§ Extracted information
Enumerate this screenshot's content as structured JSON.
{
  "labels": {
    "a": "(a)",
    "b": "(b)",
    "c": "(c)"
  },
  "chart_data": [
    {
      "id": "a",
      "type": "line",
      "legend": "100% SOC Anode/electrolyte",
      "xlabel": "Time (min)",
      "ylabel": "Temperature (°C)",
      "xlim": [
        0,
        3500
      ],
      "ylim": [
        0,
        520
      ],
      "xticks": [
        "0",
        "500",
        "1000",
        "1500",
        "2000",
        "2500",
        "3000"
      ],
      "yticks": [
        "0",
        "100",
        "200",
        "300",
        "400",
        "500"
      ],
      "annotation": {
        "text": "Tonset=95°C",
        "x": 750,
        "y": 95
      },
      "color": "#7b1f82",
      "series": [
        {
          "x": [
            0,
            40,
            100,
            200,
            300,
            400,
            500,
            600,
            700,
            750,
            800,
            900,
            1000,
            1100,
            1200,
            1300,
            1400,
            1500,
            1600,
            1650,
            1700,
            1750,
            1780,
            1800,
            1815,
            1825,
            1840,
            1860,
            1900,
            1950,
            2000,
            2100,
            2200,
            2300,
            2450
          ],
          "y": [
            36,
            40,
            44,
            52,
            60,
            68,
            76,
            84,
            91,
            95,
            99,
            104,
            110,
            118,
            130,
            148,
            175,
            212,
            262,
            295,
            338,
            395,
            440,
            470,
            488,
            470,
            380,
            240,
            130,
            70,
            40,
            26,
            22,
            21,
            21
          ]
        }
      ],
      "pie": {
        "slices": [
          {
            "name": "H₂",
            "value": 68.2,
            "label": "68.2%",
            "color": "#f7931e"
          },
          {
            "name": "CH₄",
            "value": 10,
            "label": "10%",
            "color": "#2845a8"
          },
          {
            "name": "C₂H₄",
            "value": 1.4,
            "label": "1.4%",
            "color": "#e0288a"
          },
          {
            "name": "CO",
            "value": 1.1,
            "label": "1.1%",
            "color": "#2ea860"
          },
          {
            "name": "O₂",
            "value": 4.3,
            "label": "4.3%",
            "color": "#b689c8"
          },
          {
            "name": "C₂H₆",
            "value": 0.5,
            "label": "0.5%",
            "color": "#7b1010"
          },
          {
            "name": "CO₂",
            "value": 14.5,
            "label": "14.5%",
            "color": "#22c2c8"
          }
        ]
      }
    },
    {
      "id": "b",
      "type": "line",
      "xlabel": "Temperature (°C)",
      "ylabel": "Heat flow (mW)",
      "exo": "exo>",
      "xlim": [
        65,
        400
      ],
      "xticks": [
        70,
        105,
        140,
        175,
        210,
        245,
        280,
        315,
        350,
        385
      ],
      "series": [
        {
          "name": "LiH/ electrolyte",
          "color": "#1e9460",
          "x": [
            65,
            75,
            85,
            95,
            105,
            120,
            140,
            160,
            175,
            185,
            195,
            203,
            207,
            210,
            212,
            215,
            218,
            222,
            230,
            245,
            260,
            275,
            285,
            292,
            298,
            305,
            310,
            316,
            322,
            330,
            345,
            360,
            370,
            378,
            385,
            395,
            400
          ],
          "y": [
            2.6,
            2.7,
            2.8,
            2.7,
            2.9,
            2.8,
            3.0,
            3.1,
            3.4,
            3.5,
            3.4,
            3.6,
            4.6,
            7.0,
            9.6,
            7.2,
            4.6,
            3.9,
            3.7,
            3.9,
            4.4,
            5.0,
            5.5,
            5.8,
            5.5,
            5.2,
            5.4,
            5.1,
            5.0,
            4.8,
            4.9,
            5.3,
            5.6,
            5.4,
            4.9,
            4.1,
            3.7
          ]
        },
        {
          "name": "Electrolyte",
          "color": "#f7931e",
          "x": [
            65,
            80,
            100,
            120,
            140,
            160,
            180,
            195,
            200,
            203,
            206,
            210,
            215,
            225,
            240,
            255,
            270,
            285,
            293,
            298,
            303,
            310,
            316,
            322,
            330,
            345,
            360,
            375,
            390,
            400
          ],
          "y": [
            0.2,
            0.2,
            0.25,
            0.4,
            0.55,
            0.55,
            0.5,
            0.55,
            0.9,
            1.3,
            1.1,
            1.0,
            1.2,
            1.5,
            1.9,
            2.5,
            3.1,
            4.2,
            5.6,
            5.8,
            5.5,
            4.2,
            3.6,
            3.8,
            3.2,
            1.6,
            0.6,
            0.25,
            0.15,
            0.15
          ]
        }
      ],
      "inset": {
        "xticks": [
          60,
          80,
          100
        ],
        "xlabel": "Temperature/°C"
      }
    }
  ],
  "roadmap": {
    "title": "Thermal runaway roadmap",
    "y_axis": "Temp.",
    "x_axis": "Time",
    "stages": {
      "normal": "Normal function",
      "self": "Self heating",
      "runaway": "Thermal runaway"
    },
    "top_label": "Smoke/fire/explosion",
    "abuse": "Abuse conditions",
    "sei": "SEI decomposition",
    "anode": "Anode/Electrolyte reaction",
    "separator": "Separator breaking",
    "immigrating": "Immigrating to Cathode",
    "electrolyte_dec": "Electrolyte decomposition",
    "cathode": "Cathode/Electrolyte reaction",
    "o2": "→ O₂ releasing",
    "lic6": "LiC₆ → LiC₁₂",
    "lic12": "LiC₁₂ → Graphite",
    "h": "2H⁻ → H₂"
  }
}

§ Exercise instructions
Return the material exactly as it stands.

§ Result of the exercise
Enumerate this screenshot's content as structured JSON.
{
  "labels": {
    "a": "(a)",
    "b": "(b)",
    "c": "(c)"
  },
  "chart_data": [
    {
      "id": "a",
      "type": "line",
      "legend": "100% SOC Anode/electrolyte",
      "xlabel": "Time (min)",
      "ylabel": "Temperature (°C)",
      "xlim": [
        0,
        3500
      ],
      "ylim": [
        0,
        520
      ],
      "xticks": [
        "0",
        "500",
        "1000",
        "1500",
        "2000",
        "2500",
        "3000"
      ],
      "yticks": [
        "0",
        "100",
        "200",
        "300",
        "400",
        "500"
      ],
      "annotation": {
        "text": "Tonset=95°C",
        "x": 750,
        "y": 95
      },
      "color": "#7b1f82",
      "series": [
        {
          "x": [
            0,
            40,
            100,
            200,
            300,
            400,
            500,
            600,
            700,
            750,
            800,
            900,
            1000,
            1100,
            1200,
            1300,
            1400,
            1500,
            1600,
            1650,
            1700,
            1750,
            1780,
            1800,
            1815,
            1825,
            1840,
            1860,
            1900,
            1950,
            2000,
            2100,
            2200,
            2300,
            2450
          ],
          "y": [
            36,
            40,
            44,
            52,
            60,
            68,
            76,
            84,
            91,
            95,
            99,
            104,
            110,
            118,
            130,
            148,
            175,
            212,
            262,
            295,
            338,
            395,
            440,
            470,
            488,
            470,
            380,
            240,
            130,
            70,
            40,
            26,
            22,
            21,
            21
          ]
        }
      ],
      "pie": {
        "slices": [
          {
            "name": "H₂",
            "value": 68.2,
            "label": "68.2%",
            "color": "#f7931e"
          },
          {
            "name": "CH₄",
            "value": 10,
            "label": "10%",
            "color": "#2845a8"
          },
          {
            "name": "C₂H₄",
            "value": 1.4,
            "label": "1.4%",
            "color": "#e0288a"
          },
          {
            "name": "CO",
            "value": 1.1,
            "label": "1.1%",
            "color": "#2ea860"
          },
          {
            "name": "O₂",
            "value": 4.3,
            "label": "4.3%",
            "color": "#b689c8"
          },
          {
            "name": "C₂H₆",
            "value": 0.5,
            "label": "0.5%",
            "color": "#7b1010"
          },
          {
            "name": "CO₂",
            "value": 14.5,
            "label": "14.5%",
            "color": "#22c2c8"
          }
        ]
      }
    },
    {
      "id": "b",
      "type": "line",
      "xlabel": "Temperature (°C)",
      "ylabel": "Heat flow (mW)",
      "exo": "exo>",
      "xlim": [
        65,
        400
      ],
      "xticks": [
        70,
        105,
        140,
        175,
        210,
        245,
        280,
        315,
        350,
        385
      ],
      "series": [
        {
          "name": "LiH/ electrolyte",
          "color": "#1e9460",
          "x": [
            65,
            75,
            85,
            95,
            105,
            120,
            140,
            160,
            175,
            185,
            195,
            203,
            207,
            210,
            212,
            215,
            218,
            222,
            230,
            245,
            260,
            275,
            285,
            292,
            298,
            305,
            310,
            316,
            322,
            330,
            345,
            360,
            370,
            378,
            385,
            395,
            400
          ],
          "y": [
            2.6,
            2.7,
            2.8,
            2.7,
            2.9,
            2.8,
            3.0,
            3.1,
            3.4,
            3.5,
            3.4,
            3.6,
            4.6,
            7.0,
            9.6,
            7.2,
            4.6,
            3.9,
            3.7,
            3.9,
            4.4,
            5.0,
            5.5,
            5.8,
            5.5,
            5.2,
            5.4,
            5.1,
            5.0,
            4.8,
            4.9,
            5.3,
            5.6,
            5.4,
            4.9,
            4.1,
            3.7
          ]
        },
        {
          "name": "Electrolyte",
          "color": "#f7931e",
          "x": [
            65,
            80,
            100,
            120,
            140,
            160,
            180,
            195,
            200,
            203,
            206,
            210,
            215,
            225,
            240,
            255,
            270,
            285,
            293,
            298,
            303,
            310,
            316,
            322,
            330,
            345,
            360,
            375,
            390,
            400
          ],
          "y": [
            0.2,
            0.2,
            0.25,
            0.4,
            0.55,
            0.55,
            0.5,
            0.55,
            0.9,
            1.3,
            1.1,
            1.0,
            1.2,
            1.5,
            1.9,
            2.5,
            3.1,
            4.2,
            5.6,
            5.8,
            5.5,
            4.2,
            3.6,
            3.8,
            3.2,
            1.6,
            0.6,
            0.25,
            0.15,
            0.15
          ]
        }
      ],
      "inset": {
        "xticks": [
          60,
          80,
          100
        ],
        "xlabel": "Temperature/°C"
      }
    }
  ],
  "roadmap": {
    "title": "Thermal runaway roadmap",
    "y_axis": "Temp.",
    "x_axis": "Time",
    "stages": {
      "normal": "Normal function",
      "self": "Self heating",
      "runaway": "Thermal runaway"
    },
    "top_label": "Smoke/fire/explosion",
    "abuse": "Abuse conditions",
    "sei": "SEI decomposition",
    "anode": "Anode/Electrolyte reaction",
    "separator": "Separator breaking",
    "immigrating": "Immigrating to Cathode",
    "electrolyte_dec": "Electrolyte decomposition",
    "cathode": "Cathode/Electrolyte reaction",
    "o2": "→ O₂ releasing",
    "lic6": "LiC₆ → LiC₁₂",
    "lic12": "LiC₁₂ → Graphite",
    "h": "2H⁻ → H₂"
  }
}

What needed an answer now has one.